= The records =
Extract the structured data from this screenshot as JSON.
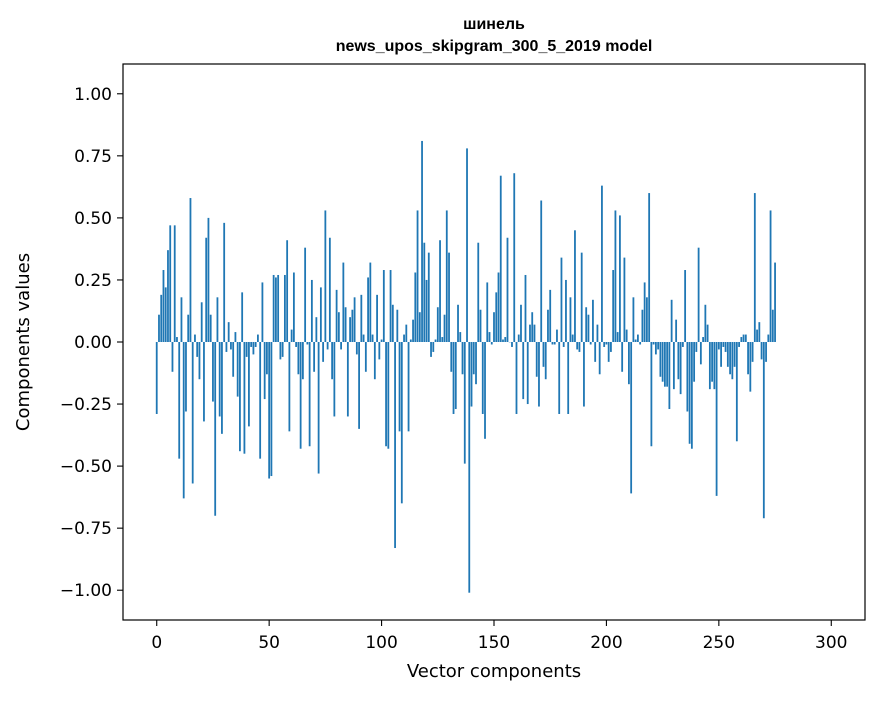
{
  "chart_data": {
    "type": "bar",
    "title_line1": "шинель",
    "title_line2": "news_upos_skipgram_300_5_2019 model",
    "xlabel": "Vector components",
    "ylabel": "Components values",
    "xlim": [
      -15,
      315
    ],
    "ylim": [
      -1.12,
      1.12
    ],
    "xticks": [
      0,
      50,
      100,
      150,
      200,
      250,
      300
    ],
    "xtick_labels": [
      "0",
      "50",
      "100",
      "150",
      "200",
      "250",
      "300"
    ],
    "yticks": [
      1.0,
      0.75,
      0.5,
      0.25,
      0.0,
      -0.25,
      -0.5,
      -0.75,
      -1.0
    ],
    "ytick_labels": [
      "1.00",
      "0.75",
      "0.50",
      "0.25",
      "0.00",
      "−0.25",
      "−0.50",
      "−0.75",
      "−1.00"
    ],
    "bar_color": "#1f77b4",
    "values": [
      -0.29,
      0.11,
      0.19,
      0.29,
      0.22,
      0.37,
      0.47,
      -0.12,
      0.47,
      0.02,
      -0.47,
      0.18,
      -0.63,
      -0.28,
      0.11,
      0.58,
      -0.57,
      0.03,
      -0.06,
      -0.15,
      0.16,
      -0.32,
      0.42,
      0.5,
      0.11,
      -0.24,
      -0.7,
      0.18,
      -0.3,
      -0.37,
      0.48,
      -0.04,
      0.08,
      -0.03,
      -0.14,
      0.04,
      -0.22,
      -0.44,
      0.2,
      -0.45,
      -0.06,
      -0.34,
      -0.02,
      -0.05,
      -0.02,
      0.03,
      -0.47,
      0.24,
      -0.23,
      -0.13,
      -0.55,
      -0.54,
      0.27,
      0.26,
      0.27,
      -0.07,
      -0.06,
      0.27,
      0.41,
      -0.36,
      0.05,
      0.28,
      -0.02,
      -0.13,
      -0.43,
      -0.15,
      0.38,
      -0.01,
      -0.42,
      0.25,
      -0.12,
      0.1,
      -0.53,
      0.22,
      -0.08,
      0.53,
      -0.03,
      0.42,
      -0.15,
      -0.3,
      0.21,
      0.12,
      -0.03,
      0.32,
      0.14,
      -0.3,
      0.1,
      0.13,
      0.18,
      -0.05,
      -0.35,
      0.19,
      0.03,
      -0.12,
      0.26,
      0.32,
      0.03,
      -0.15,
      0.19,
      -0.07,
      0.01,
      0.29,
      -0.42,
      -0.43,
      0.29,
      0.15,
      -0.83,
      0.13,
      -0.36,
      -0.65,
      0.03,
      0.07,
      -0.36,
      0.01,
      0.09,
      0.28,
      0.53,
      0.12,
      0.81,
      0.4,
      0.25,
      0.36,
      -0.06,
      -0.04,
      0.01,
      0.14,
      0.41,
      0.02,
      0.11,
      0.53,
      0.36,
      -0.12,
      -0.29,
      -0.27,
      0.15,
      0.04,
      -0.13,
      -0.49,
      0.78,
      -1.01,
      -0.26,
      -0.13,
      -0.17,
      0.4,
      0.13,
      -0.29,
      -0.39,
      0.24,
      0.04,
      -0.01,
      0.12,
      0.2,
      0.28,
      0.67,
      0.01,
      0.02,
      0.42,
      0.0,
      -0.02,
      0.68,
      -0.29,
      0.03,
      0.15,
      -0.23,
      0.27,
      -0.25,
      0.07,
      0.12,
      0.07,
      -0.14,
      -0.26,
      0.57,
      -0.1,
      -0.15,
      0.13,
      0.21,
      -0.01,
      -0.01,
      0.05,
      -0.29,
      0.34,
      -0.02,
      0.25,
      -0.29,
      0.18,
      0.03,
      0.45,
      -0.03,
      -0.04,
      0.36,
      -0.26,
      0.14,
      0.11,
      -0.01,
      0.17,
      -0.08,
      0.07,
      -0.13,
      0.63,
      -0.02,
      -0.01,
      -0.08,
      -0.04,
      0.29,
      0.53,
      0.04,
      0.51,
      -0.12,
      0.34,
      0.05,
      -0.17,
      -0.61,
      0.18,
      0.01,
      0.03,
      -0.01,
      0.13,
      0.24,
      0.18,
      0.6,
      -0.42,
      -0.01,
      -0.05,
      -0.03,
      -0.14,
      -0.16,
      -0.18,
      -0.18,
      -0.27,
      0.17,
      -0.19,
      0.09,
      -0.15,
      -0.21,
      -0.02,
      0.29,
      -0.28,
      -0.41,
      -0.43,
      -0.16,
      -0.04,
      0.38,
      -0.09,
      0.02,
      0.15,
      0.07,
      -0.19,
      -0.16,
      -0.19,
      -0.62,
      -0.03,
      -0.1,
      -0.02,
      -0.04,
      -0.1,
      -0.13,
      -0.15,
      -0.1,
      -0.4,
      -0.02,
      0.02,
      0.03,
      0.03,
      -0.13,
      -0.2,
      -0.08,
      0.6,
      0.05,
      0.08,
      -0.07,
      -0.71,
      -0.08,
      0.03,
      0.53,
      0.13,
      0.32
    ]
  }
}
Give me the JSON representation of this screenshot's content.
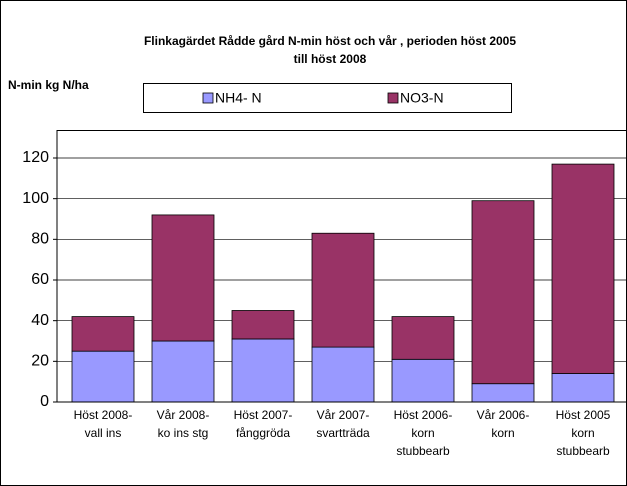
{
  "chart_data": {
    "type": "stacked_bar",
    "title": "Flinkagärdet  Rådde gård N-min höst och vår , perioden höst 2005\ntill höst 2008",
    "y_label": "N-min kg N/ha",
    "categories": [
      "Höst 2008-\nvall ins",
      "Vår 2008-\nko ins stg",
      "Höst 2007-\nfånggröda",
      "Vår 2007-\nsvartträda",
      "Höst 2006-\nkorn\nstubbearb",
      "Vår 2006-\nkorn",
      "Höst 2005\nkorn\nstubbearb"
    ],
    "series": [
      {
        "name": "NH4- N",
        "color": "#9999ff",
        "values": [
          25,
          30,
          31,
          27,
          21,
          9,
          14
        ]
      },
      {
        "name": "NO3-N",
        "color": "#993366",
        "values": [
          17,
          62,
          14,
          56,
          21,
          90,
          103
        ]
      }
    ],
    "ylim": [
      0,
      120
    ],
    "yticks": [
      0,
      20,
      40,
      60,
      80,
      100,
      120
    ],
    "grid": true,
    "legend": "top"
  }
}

= Exercise objective =
Locate all lines holding the word "values", then copy them out.

= Solution below =
    "ylabel": "Components values",
    "values": [
        "values": [
        "values": [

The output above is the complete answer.